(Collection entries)
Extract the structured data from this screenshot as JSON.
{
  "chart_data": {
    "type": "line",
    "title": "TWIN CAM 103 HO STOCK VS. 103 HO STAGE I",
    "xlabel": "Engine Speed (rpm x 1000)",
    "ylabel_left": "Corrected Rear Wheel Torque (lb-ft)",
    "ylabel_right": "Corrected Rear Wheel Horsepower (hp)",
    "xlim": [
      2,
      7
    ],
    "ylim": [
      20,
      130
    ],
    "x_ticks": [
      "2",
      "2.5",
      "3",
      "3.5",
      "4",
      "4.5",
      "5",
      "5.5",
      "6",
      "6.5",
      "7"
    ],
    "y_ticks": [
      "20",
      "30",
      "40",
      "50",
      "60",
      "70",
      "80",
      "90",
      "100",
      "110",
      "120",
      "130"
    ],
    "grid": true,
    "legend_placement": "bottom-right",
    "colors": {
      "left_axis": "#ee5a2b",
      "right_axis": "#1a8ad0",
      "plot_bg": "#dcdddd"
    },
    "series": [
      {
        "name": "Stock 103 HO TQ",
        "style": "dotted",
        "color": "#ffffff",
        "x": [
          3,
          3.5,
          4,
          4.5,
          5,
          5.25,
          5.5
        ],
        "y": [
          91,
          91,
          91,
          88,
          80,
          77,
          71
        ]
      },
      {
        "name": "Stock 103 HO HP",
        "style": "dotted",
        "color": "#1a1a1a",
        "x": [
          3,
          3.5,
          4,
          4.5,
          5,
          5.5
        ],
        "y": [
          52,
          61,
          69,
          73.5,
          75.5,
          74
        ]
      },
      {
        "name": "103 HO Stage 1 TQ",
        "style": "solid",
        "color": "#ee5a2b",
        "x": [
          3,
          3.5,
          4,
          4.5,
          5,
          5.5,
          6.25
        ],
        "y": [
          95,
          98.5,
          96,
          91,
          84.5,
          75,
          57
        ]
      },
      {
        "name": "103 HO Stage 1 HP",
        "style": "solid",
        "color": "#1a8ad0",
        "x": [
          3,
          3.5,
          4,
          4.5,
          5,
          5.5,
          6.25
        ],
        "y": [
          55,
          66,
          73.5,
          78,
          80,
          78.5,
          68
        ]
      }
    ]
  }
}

> **DIRECTIONS**:
Find all the lines containing "name" in the material, then copy them.

> **WRITTEN SOLUTION**:
        "name": "Stock 103 HO TQ",
        "name": "Stock 103 HO HP",
        "name": "103 HO Stage 1 TQ",
        "name": "103 HO Stage 1 HP",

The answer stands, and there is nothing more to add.